■ **Passage**:

┏━━

0/5

Camp: reviews

Camp has just premiered on NBC and attracted mixed US reviews.

2013-07-11_1437Camp has just premiered on NBC.

Produced by Matchbox Pictures and filmed in NSW with Rachel Griffiths, Rodger Corser and 3 Dance Academy grads, it has attracted a mixed bag of reviews, some of which take time to note its brighter spots.

Not many seemed to notice it had been filmed “down under.”

No word on an Australian broadcaster yet.

Variety:
As scripted summer replacements go, the forecast for NBC’s “Camp” would best be described as cloudy, with a chance of “Meatballs.” Filmed in Australia, the summer-camp dramedy is filled with all the requisite clichés, yet the premiere stumbles onto some promising moments in its dual-generation plots involving the kids and camp owner/director, played by “Six Feet Under’s” Rachel Griffiths. The second hour, however, is a tiresome mess, and the characters aren’t consistently strong enough to make this show much more than a summer fling, distinguished more by its financing model than its been-around-the-lake situations.

┗━━

■ **Data rows**:
┏━━

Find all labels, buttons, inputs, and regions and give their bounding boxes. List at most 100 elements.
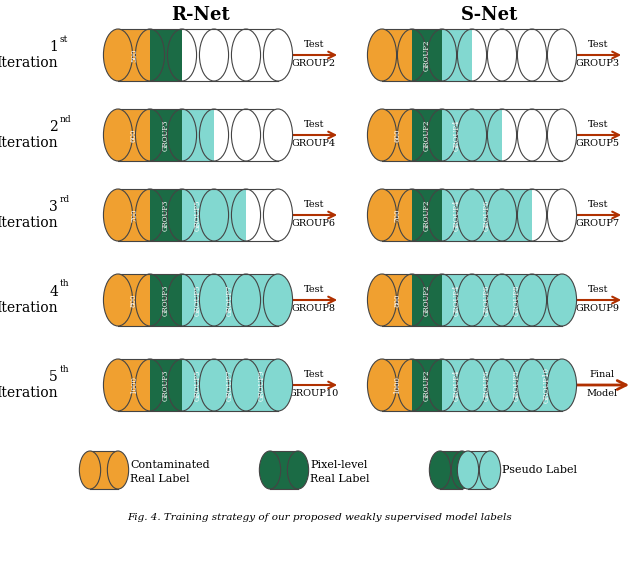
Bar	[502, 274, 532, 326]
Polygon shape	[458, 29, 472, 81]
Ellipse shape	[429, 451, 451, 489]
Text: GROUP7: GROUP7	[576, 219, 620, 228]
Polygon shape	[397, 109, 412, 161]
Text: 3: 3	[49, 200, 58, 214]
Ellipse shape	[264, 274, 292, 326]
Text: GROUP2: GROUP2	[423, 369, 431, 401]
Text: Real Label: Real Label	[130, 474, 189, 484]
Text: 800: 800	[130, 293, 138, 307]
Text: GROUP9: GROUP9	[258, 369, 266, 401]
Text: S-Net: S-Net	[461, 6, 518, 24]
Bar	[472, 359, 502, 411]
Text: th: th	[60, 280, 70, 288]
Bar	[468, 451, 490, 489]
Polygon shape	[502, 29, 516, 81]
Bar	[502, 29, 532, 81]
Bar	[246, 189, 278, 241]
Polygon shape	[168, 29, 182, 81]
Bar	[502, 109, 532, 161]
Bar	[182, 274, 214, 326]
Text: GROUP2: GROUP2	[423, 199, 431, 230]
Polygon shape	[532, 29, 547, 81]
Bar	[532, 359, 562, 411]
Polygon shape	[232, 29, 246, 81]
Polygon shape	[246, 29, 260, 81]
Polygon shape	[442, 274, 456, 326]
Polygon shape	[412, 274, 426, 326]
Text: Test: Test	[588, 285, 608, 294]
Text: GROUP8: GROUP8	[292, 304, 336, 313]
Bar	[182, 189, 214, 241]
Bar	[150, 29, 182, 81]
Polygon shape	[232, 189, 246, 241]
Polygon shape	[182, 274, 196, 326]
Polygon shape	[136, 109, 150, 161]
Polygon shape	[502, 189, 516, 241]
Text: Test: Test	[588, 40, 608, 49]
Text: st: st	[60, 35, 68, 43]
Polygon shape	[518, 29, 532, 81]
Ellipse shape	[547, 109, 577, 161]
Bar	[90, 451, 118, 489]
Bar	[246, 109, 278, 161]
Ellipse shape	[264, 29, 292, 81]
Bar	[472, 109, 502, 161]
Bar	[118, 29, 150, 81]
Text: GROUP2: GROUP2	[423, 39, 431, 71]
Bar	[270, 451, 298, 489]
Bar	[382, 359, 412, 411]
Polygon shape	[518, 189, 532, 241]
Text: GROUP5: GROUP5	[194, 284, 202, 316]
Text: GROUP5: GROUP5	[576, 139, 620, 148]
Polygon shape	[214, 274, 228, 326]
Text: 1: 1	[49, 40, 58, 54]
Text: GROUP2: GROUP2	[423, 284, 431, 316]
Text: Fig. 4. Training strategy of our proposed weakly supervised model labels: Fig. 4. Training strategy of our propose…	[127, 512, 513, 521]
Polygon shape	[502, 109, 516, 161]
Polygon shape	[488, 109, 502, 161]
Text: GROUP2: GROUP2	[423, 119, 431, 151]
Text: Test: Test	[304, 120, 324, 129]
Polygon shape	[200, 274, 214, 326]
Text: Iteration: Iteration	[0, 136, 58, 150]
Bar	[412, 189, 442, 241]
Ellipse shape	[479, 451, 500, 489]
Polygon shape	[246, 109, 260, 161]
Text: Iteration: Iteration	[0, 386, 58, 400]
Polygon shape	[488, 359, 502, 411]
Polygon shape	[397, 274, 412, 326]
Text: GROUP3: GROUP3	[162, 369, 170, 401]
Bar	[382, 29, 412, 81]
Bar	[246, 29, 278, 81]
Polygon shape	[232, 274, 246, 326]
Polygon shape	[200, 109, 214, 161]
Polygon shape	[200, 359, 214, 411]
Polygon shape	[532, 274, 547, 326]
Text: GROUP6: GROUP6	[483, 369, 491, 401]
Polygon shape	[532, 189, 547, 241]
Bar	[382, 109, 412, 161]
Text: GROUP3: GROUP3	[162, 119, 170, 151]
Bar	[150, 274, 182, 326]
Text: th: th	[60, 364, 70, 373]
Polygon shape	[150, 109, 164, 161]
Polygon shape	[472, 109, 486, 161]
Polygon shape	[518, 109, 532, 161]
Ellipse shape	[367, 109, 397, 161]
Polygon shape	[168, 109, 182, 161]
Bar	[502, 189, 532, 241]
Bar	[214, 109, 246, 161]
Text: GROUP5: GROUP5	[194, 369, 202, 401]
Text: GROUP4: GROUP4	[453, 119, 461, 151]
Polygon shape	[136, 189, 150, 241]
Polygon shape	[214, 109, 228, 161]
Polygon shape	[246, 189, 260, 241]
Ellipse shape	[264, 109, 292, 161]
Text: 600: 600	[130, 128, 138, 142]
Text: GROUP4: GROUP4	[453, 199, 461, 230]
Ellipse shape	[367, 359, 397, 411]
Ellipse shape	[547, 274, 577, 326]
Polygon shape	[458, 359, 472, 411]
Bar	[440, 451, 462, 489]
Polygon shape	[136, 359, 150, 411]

┗━━
┏━━

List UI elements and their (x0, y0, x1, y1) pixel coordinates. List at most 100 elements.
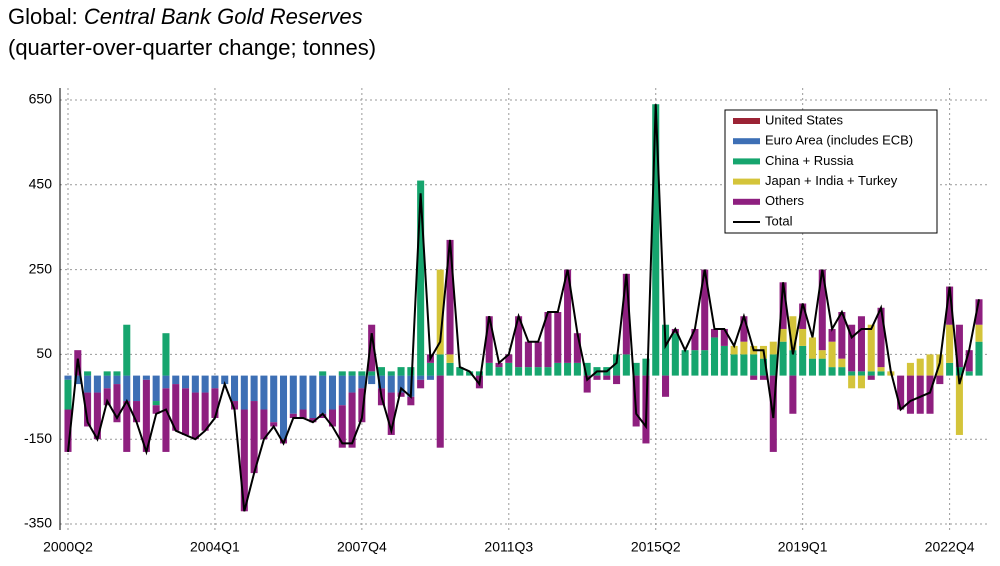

┗━━

■ **Work to do**:
- 1) According to the Variety review quoted on the Camp reviews page, why is the show unlikely to be more than a summer fling? Answer in one to three sentences.
- 2) Write the next part of the page of reviews of Camp, starting after its final sentence.

■ **Answers**:
- 1) The review says the characters aren't consistently strong enough to make the show more than a summer fling.

- 2)
LA Times:
Every tension is quickly diffused by epiphany; every gray area of human interaction is swiftly dragged out into the sun, pelted with water balloons and revealed to be No Big Deal. All you need is love to solve any problem, which considering the range and level raised in “Camp,” isn’t just ridiculous, it’s insulting. And why bother casting Griffiths, a master of seductive astringency, if you’re just going to turn her into a wide-eyed, speechifying saint? There are moments when “Camp” works — the dialogue can be snappy, the performers are all up to the task — but they are too few and only serve to hint at the show this might have been if the creators and the network had the courage to create something new and different, or at least had another listen to Allan Sherman’s “Camp Granada.”

NY Times:
Given how indelible many people’s memories of childhood camp can be, it’s surprising that so little about that universal rite of passage has shown up on television. “Camp,” a new NBC series starting on Wednesday, tries to correct that oversight. The fictional Little Otter Family Camp is a typical, all-American lakeside camp, with hazing, brutal capture-the-flag competitions and young, sex-obsessed counselors, but also a humane guiding ethos. And while it could be awful, this series has charm woven into predictable story lines. It’s not a National Lampoon-style spoof, but it is too lighthearted to be a drama. In spirit “Camp” (not to be confused with a similarly named reality show on the USA channel) may be closest to shows like “Brothers & Sisters” and “Parenthood,” but because this is, after all, summer camp, this show is sillier.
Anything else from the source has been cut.